Retype the records below word for word and omit any image.

-- start Record list --

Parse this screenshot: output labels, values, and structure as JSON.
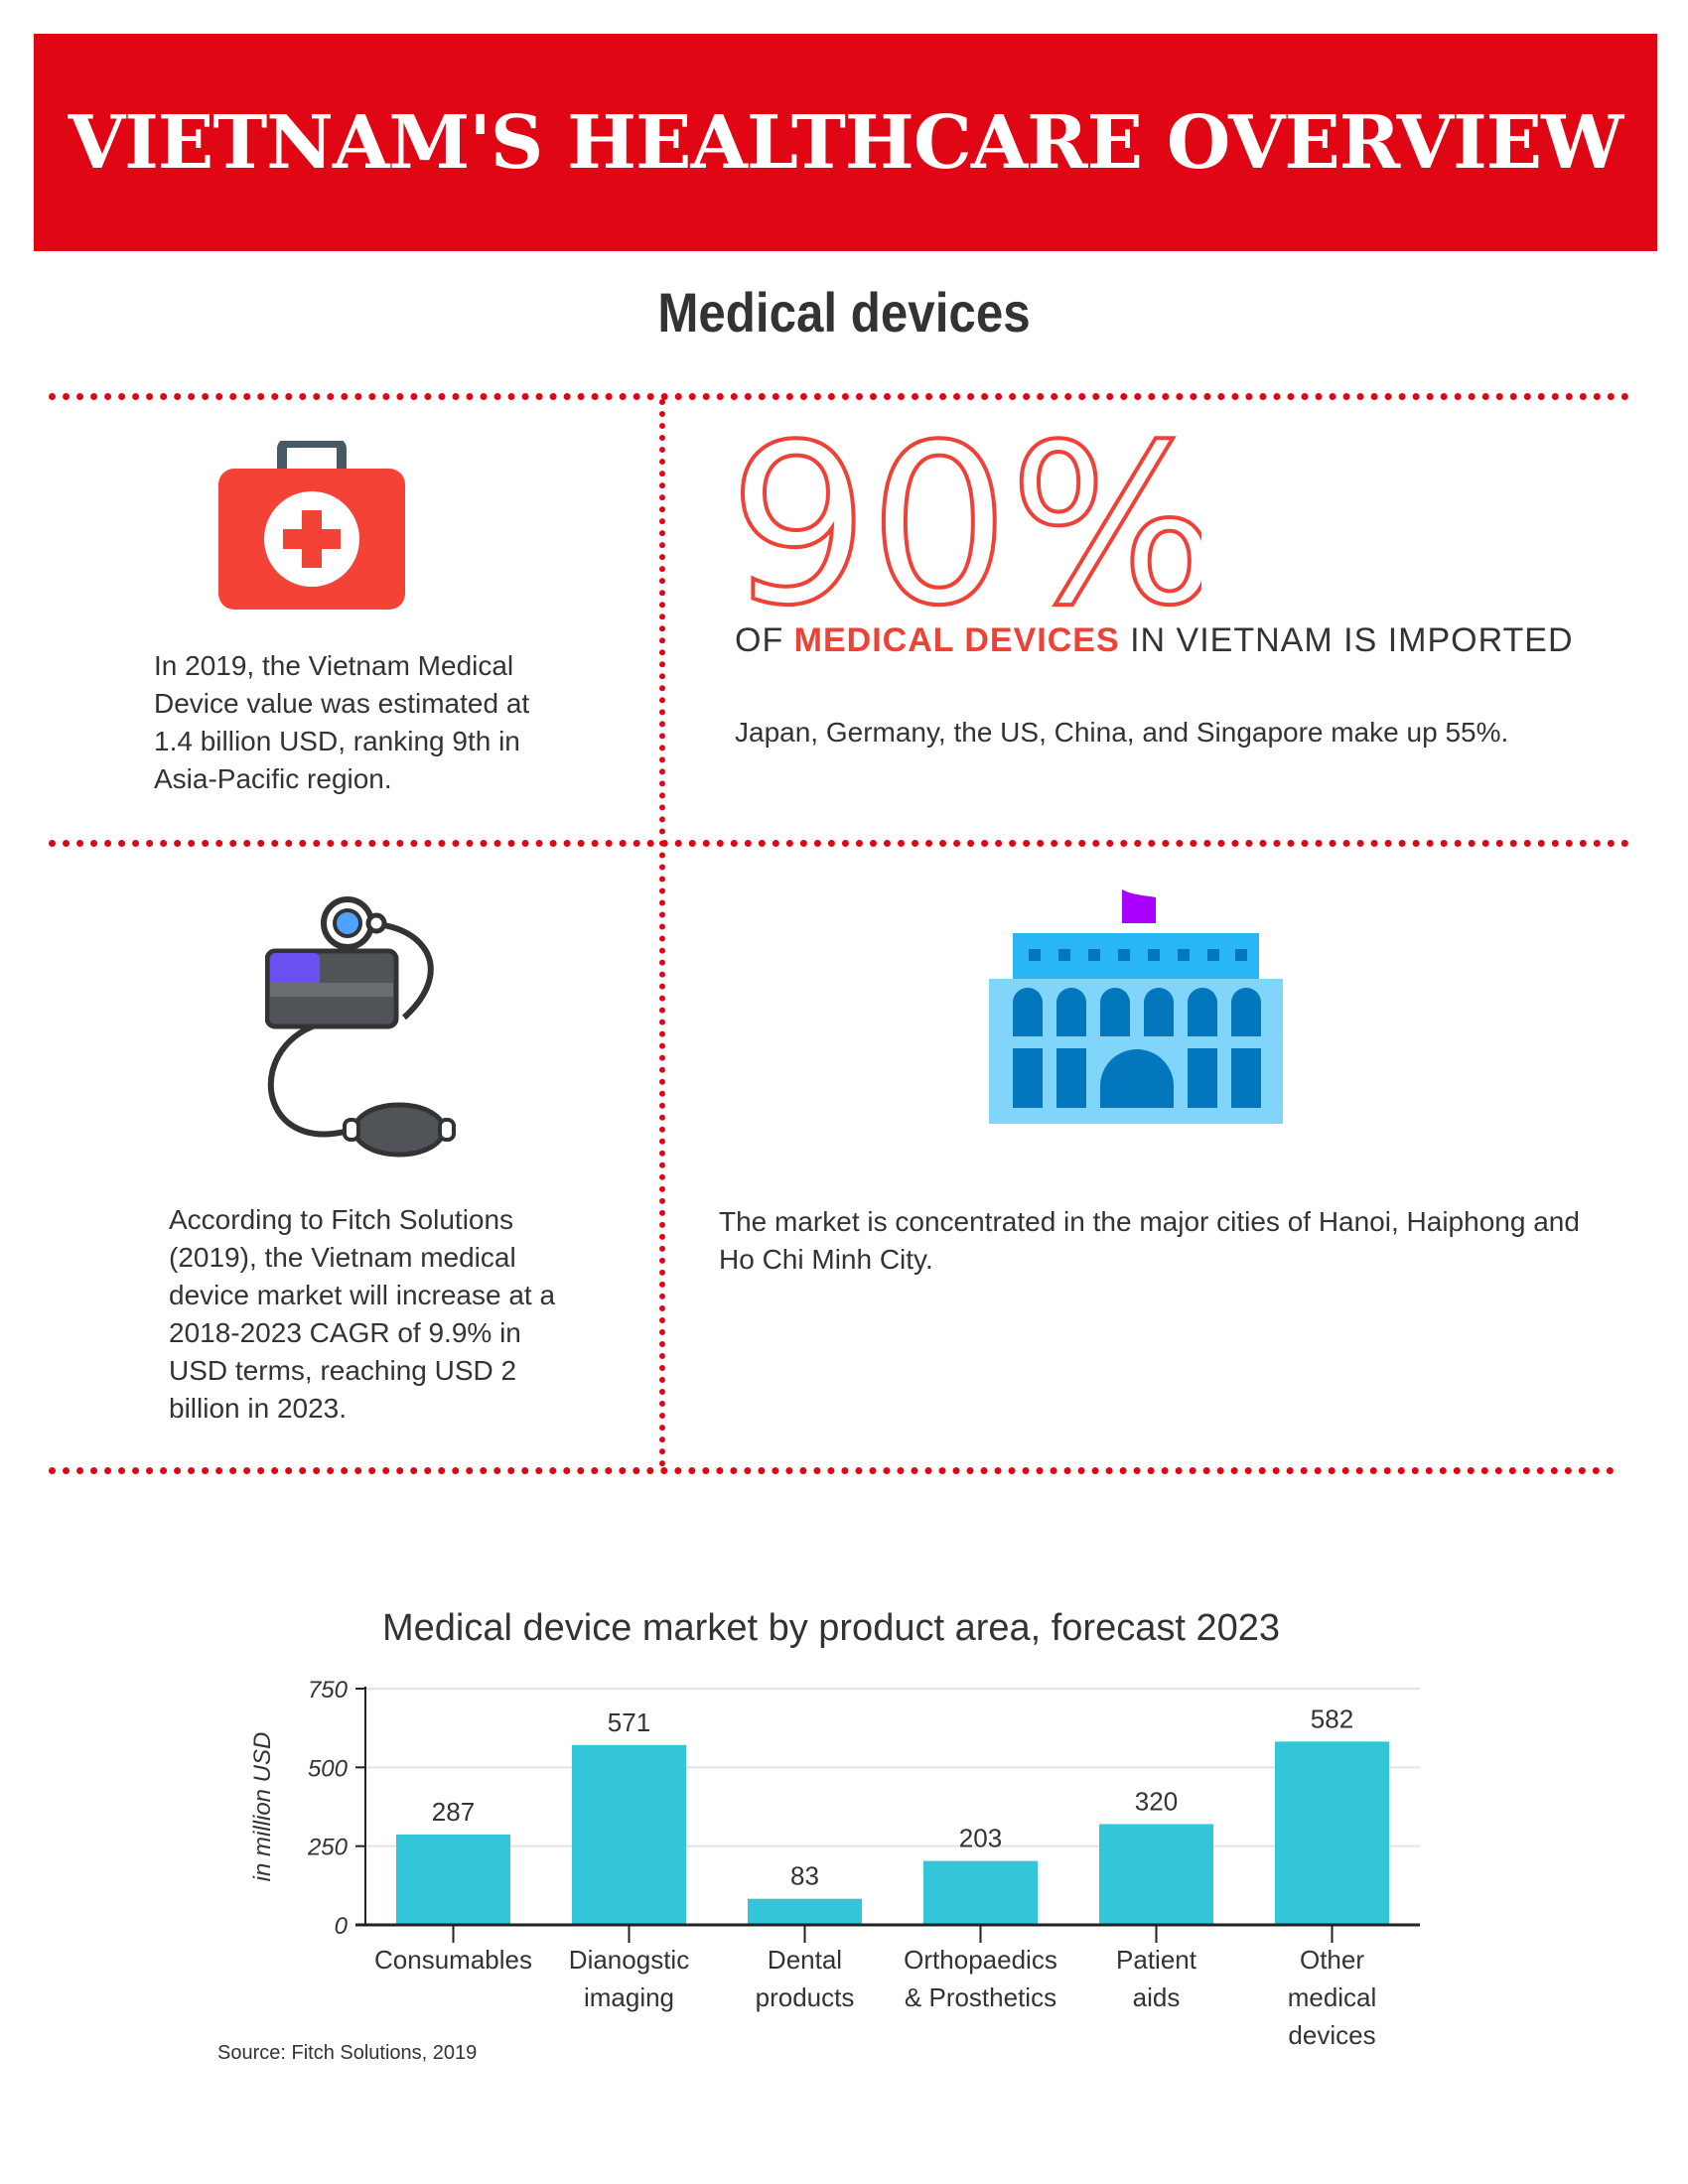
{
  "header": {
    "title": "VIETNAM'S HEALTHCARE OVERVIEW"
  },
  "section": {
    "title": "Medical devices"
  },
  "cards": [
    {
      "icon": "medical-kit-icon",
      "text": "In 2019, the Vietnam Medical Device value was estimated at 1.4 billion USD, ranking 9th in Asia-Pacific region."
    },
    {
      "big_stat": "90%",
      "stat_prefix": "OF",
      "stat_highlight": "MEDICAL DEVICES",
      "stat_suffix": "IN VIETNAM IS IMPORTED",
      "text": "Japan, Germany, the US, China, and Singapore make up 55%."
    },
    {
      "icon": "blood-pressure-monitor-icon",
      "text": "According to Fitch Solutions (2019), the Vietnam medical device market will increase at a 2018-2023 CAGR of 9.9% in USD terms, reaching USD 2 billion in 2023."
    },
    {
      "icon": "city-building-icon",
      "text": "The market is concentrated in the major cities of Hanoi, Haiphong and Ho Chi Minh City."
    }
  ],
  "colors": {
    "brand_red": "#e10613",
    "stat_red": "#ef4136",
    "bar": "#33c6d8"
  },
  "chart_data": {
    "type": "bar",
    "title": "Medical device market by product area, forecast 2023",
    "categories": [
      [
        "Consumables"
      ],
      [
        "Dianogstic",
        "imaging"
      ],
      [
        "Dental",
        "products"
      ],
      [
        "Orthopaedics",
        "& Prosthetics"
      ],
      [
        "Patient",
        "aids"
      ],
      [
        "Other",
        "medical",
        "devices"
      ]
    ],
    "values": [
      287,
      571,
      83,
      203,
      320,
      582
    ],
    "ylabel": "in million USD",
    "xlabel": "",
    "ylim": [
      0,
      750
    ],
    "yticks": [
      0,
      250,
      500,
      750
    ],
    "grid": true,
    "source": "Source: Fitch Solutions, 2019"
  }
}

-- end Record list --

• _Answer to the exercise_:
Parse this screenshot: output labels, values, and structure as JSON.
{
  "header": {
    "title": "VIETNAM'S HEALTHCARE OVERVIEW"
  },
  "section": {
    "title": "Medical devices"
  },
  "cards": [
    {
      "icon": "medical-kit-icon",
      "text": "In 2019, the Vietnam Medical Device value was estimated at 1.4 billion USD, ranking 9th in Asia-Pacific region."
    },
    {
      "big_stat": "90%",
      "stat_prefix": "OF",
      "stat_highlight": "MEDICAL DEVICES",
      "stat_suffix": "IN VIETNAM IS IMPORTED",
      "text": "Japan, Germany, the US, China, and Singapore make up 55%."
    },
    {
      "icon": "blood-pressure-monitor-icon",
      "text": "According to Fitch Solutions (2019), the Vietnam medical device market will increase at a 2018-2023 CAGR of 9.9% in USD terms, reaching USD 2 billion in 2023."
    },
    {
      "icon": "city-building-icon",
      "text": "The market is concentrated in the major cities of Hanoi, Haiphong and Ho Chi Minh City."
    }
  ],
  "colors": {
    "brand_red": "#e10613",
    "stat_red": "#ef4136",
    "bar": "#33c6d8"
  },
  "chart_data": {
    "type": "bar",
    "title": "Medical device market by product area, forecast 2023",
    "categories": [
      [
        "Consumables"
      ],
      [
        "Dianogstic",
        "imaging"
      ],
      [
        "Dental",
        "products"
      ],
      [
        "Orthopaedics",
        "& Prosthetics"
      ],
      [
        "Patient",
        "aids"
      ],
      [
        "Other",
        "medical",
        "devices"
      ]
    ],
    "values": [
      287,
      571,
      83,
      203,
      320,
      582
    ],
    "ylabel": "in million USD",
    "xlabel": "",
    "ylim": [
      0,
      750
    ],
    "yticks": [
      0,
      250,
      500,
      750
    ],
    "grid": true,
    "source": "Source: Fitch Solutions, 2019"
  }
}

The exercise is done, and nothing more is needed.